▶ _What the task requires_
Write out all the entries word for word, but skip any images.

▶ _Provided data_
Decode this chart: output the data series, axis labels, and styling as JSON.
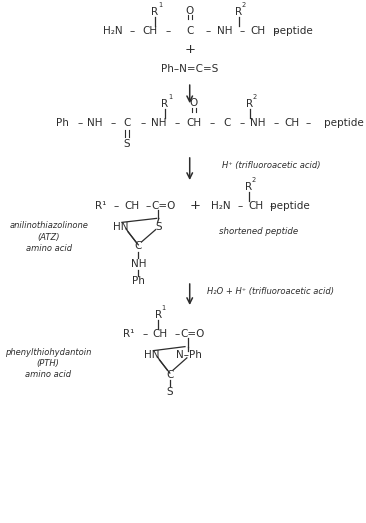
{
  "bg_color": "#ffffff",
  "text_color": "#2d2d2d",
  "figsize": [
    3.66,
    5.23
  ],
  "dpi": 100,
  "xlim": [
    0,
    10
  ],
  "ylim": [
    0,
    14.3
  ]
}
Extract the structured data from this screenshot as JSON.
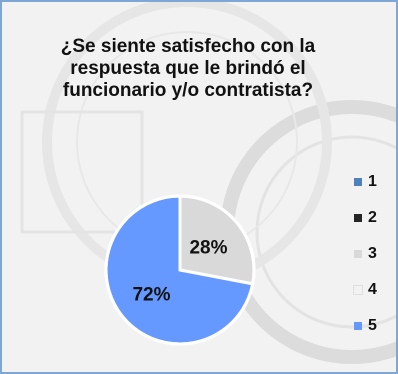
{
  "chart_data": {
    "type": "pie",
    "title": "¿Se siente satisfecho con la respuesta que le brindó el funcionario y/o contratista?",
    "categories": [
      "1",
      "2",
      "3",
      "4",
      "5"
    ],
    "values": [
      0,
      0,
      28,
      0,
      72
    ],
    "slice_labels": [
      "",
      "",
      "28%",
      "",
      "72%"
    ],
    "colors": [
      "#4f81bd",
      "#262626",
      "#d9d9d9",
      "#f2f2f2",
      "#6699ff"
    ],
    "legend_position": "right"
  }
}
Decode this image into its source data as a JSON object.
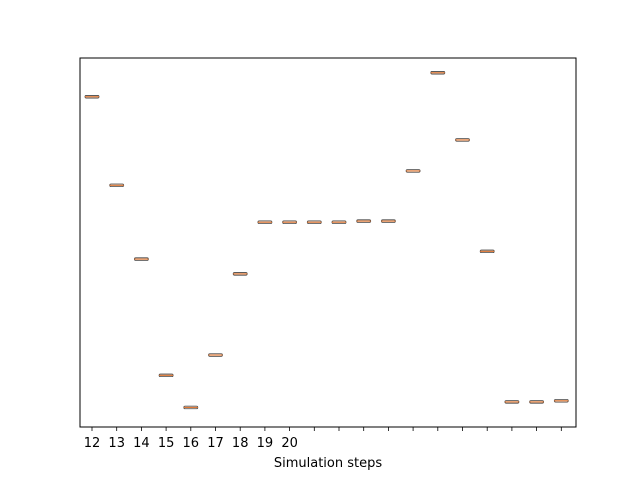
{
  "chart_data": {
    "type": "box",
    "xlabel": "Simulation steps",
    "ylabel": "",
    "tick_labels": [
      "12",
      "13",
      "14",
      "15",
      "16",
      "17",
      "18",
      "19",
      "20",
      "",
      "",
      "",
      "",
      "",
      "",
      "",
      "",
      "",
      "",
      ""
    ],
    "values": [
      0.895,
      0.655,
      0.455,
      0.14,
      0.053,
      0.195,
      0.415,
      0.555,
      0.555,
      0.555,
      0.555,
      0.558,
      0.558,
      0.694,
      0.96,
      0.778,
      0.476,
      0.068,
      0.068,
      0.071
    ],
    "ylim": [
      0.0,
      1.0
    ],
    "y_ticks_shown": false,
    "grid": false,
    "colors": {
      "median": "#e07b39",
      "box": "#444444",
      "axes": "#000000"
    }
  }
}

▶ _Written answer_
Decode this chart: output the data series, axis labels, and styling as JSON.
{
  "bg_color": "#ffffff",
  "text_color": "#2d2d2d",
  "figsize": [
    3.66,
    5.23
  ],
  "dpi": 100,
  "xlim": [
    0,
    10
  ],
  "ylim": [
    0,
    14.3
  ]
}
Extract the structured data from this screenshot as JSON.
{
  "chart_data": {
    "type": "pie",
    "title": "¿Se siente satisfecho con la respuesta que le brindó el funcionario y/o contratista?",
    "categories": [
      "1",
      "2",
      "3",
      "4",
      "5"
    ],
    "values": [
      0,
      0,
      28,
      0,
      72
    ],
    "slice_labels": [
      "",
      "",
      "28%",
      "",
      "72%"
    ],
    "colors": [
      "#4f81bd",
      "#262626",
      "#d9d9d9",
      "#f2f2f2",
      "#6699ff"
    ],
    "legend_position": "right"
  }
}
Decode this image into its source data as a JSON object.
{
  "chart_data": {
    "type": "box",
    "xlabel": "Simulation steps",
    "ylabel": "",
    "tick_labels": [
      "12",
      "13",
      "14",
      "15",
      "16",
      "17",
      "18",
      "19",
      "20",
      "",
      "",
      "",
      "",
      "",
      "",
      "",
      "",
      "",
      "",
      ""
    ],
    "values": [
      0.895,
      0.655,
      0.455,
      0.14,
      0.053,
      0.195,
      0.415,
      0.555,
      0.555,
      0.555,
      0.555,
      0.558,
      0.558,
      0.694,
      0.96,
      0.778,
      0.476,
      0.068,
      0.068,
      0.071
    ],
    "ylim": [
      0.0,
      1.0
    ],
    "y_ticks_shown": false,
    "grid": false,
    "colors": {
      "median": "#e07b39",
      "box": "#444444",
      "axes": "#000000"
    }
  }
}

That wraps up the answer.